→ Your goal:
Select all lines in the records that include "JSON".

→ Listed entries:
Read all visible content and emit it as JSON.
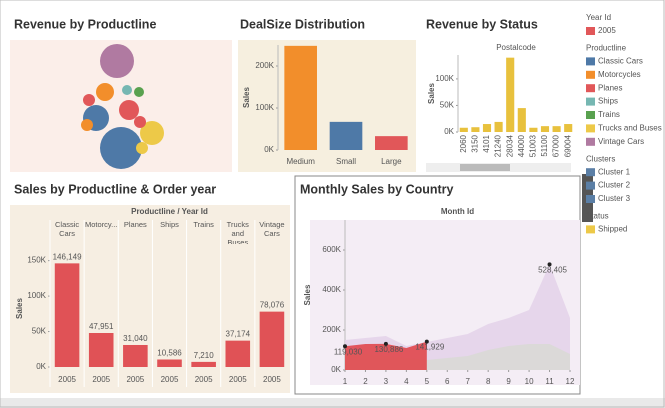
{
  "chart_data": [
    {
      "type": "bubble",
      "title": "Revenue by Productline",
      "values": [
        289000,
        441000,
        169000,
        144000,
        100000,
        81000,
        36000,
        25000,
        25000,
        36000,
        36000,
        36000
      ],
      "colors": [
        "#b07aa1",
        "#4e79a7",
        "#4e79a7",
        "#edc948",
        "#e15759",
        "#f28e2b",
        "#e15759",
        "#59a14f",
        "#76b7b2",
        "#f28e2b",
        "#e15759",
        "#edc948"
      ]
    },
    {
      "type": "bar",
      "title": "DealSize Distribution",
      "ylabel": "Sales",
      "categories": [
        "Medium",
        "Small",
        "Large"
      ],
      "values": [
        248000,
        67000,
        33000
      ],
      "colors": [
        "#f28e2b",
        "#4e79a7",
        "#e15759"
      ],
      "ylim": [
        0,
        250000
      ],
      "yticks": [
        {
          "value": 0,
          "label": "0K"
        },
        {
          "value": 100000,
          "label": "100K"
        },
        {
          "value": 200000,
          "label": "200K"
        }
      ]
    },
    {
      "type": "bar",
      "title": "Revenue by Status",
      "xlabel": "Postalcode",
      "ylabel": "Sales",
      "categories": [
        "2060",
        "3150",
        "4101",
        "21240",
        "28034",
        "44000",
        "51003",
        "51100",
        "67000",
        "69004"
      ],
      "values": [
        8000,
        9000,
        15000,
        19000,
        140000,
        45000,
        8000,
        11000,
        11000,
        15000
      ],
      "color": "#e8c13d",
      "ylim": [
        0,
        145000
      ],
      "yticks": [
        {
          "value": 0,
          "label": "0K"
        },
        {
          "value": 50000,
          "label": "50K"
        },
        {
          "value": 100000,
          "label": "100K"
        }
      ]
    },
    {
      "type": "bar",
      "title": "Sales by Productline & Order year",
      "header": "Productline / Year Id",
      "ylabel": "Sales",
      "categories": [
        "Classic Cars",
        "Motorcy...",
        "Planes",
        "Ships",
        "Trains",
        "Trucks and Buses",
        "Vintage Cars"
      ],
      "years": [
        "2005",
        "2005",
        "2005",
        "2005",
        "2005",
        "2005",
        "2005"
      ],
      "values": [
        146149,
        47951,
        31040,
        10586,
        7210,
        37174,
        78076
      ],
      "value_labels": [
        "146,149",
        "47,951",
        "31,040",
        "10,586",
        "7,210",
        "37,174",
        "78,076"
      ],
      "color": "#e05256",
      "ylim": [
        0,
        165000
      ],
      "yticks": [
        {
          "value": 0,
          "label": "0K"
        },
        {
          "value": 50000,
          "label": "50K"
        },
        {
          "value": 100000,
          "label": "100K"
        },
        {
          "value": 150000,
          "label": "150K"
        }
      ]
    },
    {
      "type": "area",
      "title": "Monthly Sales by Country",
      "header": "Month Id",
      "ylabel": "Sales",
      "x": [
        1,
        2,
        3,
        4,
        5,
        6,
        7,
        8,
        9,
        10,
        11,
        12
      ],
      "xlim": [
        1,
        12
      ],
      "xticks": [
        1,
        2,
        3,
        4,
        5,
        6,
        7,
        8,
        9,
        10,
        11,
        12
      ],
      "ylim": [
        0,
        750000
      ],
      "yticks": [
        {
          "value": 0,
          "label": "0K"
        },
        {
          "value": 200000,
          "label": "200K"
        },
        {
          "value": 400000,
          "label": "400K"
        },
        {
          "value": 600000,
          "label": "600K"
        }
      ],
      "series": [
        {
          "color": "#e4d3ea",
          "values": [
            150000,
            160000,
            170000,
            120000,
            140000,
            160000,
            180000,
            230000,
            260000,
            300000,
            528405,
            260000
          ],
          "value_labels": [
            null,
            null,
            null,
            null,
            null,
            null,
            null,
            null,
            null,
            null,
            "528,405",
            null
          ]
        },
        {
          "color": "#d9d9d6",
          "values": [
            90000,
            80000,
            70000,
            60000,
            50000,
            60000,
            70000,
            100000,
            120000,
            130000,
            130000,
            80000
          ]
        },
        {
          "color": "#e0474c",
          "values": [
            119030,
            129753,
            130886,
            110000,
            141929,
            null,
            null,
            null,
            null,
            null,
            null,
            null
          ],
          "value_labels": [
            "119,030",
            null,
            "130,886",
            null,
            "141,929",
            null,
            null,
            null,
            null,
            null,
            null,
            null
          ]
        }
      ]
    }
  ],
  "sidebar": [
    {
      "title": "Year Id",
      "items": [
        {
          "label": "2005",
          "color": "#e15759"
        }
      ]
    },
    {
      "title": "Productline",
      "items": [
        {
          "label": "Classic Cars",
          "color": "#4e79a7"
        },
        {
          "label": "Motorcycles",
          "color": "#f28e2b"
        },
        {
          "label": "Planes",
          "color": "#e15759"
        },
        {
          "label": "Ships",
          "color": "#76b7b2"
        },
        {
          "label": "Trains",
          "color": "#59a14f"
        },
        {
          "label": "Trucks and Buses",
          "color": "#edc948"
        },
        {
          "label": "Vintage Cars",
          "color": "#b07aa1"
        }
      ]
    },
    {
      "title": "Clusters",
      "items": [
        {
          "label": "Cluster 1",
          "color": "#5b7fa6"
        },
        {
          "label": "Cluster 2",
          "color": "#5b7fa6"
        },
        {
          "label": "Cluster 3",
          "color": "#5b7fa6"
        }
      ]
    },
    {
      "title": "Status",
      "items": [
        {
          "label": "Shipped",
          "color": "#edc948"
        }
      ]
    }
  ]
}
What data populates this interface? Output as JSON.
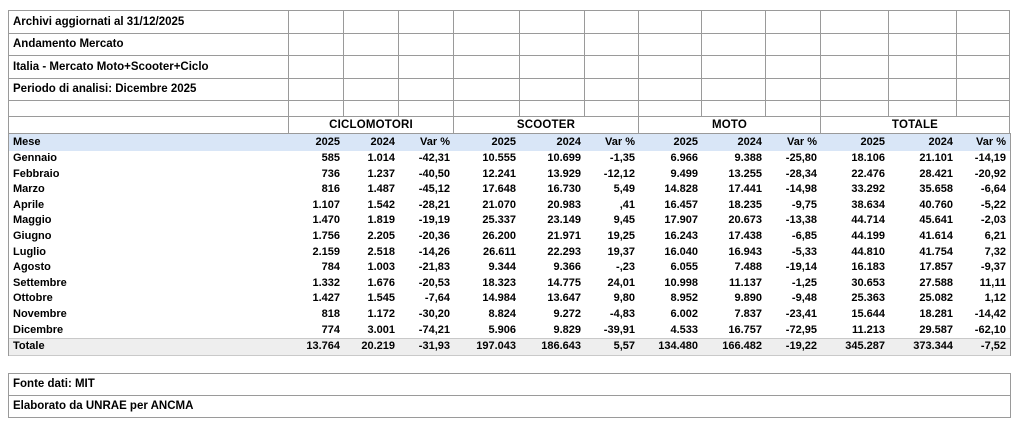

→ Answer in full:
Read all visible content and emit it as JSON.
What data populates this interface? Output as JSON.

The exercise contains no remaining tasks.